DIRECTIONS: Work out how many lines of the listing hold "left", then state only that count.

[Data listing]
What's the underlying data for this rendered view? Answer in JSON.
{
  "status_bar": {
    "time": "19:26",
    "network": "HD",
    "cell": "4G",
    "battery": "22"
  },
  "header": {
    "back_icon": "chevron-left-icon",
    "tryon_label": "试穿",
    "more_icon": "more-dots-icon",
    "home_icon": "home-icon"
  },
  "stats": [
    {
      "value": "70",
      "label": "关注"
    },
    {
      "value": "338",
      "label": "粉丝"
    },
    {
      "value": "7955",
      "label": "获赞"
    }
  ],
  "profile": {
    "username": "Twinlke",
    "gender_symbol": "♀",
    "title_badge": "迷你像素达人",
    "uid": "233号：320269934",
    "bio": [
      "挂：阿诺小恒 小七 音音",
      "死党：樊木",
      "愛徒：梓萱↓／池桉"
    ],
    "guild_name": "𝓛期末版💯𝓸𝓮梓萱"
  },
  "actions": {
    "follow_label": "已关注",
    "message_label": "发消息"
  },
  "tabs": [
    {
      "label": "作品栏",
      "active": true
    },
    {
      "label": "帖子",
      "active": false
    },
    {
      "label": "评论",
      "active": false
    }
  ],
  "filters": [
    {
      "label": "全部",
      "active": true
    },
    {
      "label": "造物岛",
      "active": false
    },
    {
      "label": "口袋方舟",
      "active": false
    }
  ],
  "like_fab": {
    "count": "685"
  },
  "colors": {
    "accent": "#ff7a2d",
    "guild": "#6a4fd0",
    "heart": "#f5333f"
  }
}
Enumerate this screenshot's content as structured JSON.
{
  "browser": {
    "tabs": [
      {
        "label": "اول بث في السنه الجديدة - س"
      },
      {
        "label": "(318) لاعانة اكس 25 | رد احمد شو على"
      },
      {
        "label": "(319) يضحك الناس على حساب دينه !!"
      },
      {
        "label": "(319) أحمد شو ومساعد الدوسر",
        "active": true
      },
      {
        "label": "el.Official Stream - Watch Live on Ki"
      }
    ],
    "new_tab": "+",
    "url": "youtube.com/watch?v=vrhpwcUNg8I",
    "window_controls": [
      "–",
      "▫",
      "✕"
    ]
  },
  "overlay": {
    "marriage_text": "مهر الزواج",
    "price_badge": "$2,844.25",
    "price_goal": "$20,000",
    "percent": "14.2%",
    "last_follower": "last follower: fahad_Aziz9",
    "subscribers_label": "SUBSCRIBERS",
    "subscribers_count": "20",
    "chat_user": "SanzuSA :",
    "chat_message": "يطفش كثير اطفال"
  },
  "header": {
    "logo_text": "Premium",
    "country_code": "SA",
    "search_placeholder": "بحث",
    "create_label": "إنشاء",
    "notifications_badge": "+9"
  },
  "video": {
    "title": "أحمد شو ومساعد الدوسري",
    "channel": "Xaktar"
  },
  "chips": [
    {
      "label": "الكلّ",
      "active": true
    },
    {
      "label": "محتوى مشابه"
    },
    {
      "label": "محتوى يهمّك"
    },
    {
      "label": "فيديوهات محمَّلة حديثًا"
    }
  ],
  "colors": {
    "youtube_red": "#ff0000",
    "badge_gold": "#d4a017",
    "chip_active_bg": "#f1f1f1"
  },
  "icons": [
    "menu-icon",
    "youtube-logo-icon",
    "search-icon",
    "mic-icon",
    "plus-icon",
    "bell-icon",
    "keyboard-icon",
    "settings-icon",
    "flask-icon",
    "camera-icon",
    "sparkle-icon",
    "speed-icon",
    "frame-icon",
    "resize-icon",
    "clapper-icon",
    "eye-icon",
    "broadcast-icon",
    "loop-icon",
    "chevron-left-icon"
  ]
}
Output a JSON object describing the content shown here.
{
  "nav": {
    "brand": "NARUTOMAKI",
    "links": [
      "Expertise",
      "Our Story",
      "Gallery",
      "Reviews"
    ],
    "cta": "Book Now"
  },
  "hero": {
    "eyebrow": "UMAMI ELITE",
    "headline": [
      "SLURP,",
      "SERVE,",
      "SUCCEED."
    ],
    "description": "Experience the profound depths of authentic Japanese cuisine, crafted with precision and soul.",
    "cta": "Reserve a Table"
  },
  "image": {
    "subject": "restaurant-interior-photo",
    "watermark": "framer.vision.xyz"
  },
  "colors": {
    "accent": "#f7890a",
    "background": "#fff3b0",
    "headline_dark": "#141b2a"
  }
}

WRITTEN RESPONSE: 2